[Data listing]

########################################

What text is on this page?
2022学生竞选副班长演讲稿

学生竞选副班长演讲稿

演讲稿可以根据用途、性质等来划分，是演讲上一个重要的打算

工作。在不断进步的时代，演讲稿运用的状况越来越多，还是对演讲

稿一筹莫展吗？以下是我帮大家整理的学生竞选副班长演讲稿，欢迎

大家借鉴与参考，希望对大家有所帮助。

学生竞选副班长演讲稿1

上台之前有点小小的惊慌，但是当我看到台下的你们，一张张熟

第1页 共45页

########################################

### EXERCISE INSTRUCTIONS
Write out the entries in full, exactly as given.

### ANSWER FOR THE TASK
What text is on this page?
2022学生竞选副班长演讲稿

学生竞选副班长演讲稿

演讲稿可以根据用途、性质等来划分，是演讲上一个重要的打算

工作。在不断进步的时代，演讲稿运用的状况越来越多，还是对演讲

稿一筹莫展吗？以下是我帮大家整理的学生竞选副班长演讲稿，欢迎

大家借鉴与参考，希望对大家有所帮助。

学生竞选副班长演讲稿1

上台之前有点小小的惊慌，但是当我看到台下的你们，一张张熟

第1页 共45页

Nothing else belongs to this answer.